ENTRIES PROVIDED:
-.-.-

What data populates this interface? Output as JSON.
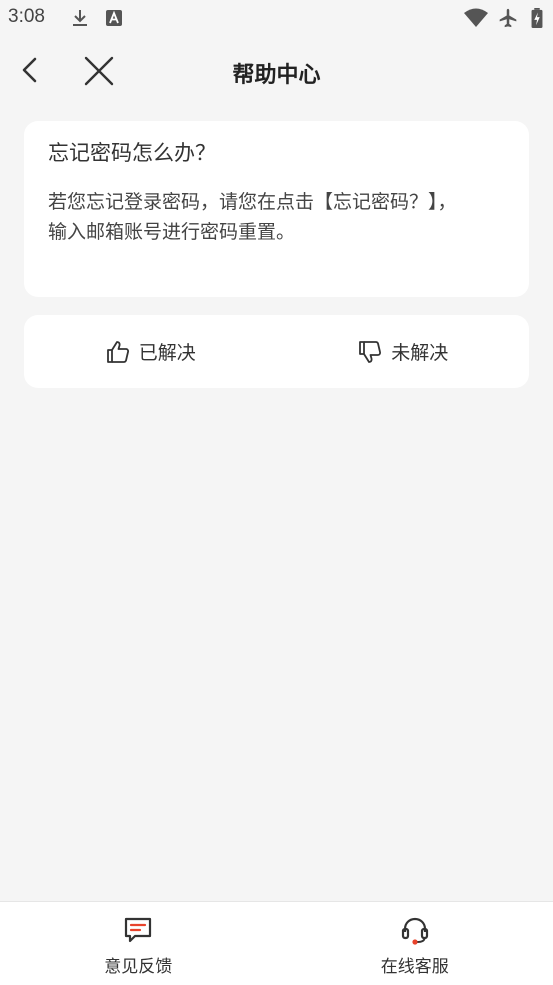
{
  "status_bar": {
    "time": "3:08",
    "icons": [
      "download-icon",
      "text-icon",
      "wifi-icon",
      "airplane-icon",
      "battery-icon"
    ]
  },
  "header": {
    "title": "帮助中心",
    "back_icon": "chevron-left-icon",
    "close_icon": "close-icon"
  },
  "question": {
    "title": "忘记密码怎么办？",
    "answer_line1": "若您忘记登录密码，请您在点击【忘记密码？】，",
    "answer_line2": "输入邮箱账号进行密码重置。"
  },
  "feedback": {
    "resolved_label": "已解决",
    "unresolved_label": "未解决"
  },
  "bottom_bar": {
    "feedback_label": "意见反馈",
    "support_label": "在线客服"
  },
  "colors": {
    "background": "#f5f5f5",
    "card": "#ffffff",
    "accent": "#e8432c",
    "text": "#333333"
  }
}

-.-.-

EXERCISE: All of the lines above should be printed exactly, minus the pictures.

CORRECT RESPONSE:
What data populates this interface? Output as JSON.
{
  "status_bar": {
    "time": "3:08",
    "icons": [
      "download-icon",
      "text-icon",
      "wifi-icon",
      "airplane-icon",
      "battery-icon"
    ]
  },
  "header": {
    "title": "帮助中心",
    "back_icon": "chevron-left-icon",
    "close_icon": "close-icon"
  },
  "question": {
    "title": "忘记密码怎么办？",
    "answer_line1": "若您忘记登录密码，请您在点击【忘记密码？】，",
    "answer_line2": "输入邮箱账号进行密码重置。"
  },
  "feedback": {
    "resolved_label": "已解决",
    "unresolved_label": "未解决"
  },
  "bottom_bar": {
    "feedback_label": "意见反馈",
    "support_label": "在线客服"
  },
  "colors": {
    "background": "#f5f5f5",
    "card": "#ffffff",
    "accent": "#e8432c",
    "text": "#333333"
  }
}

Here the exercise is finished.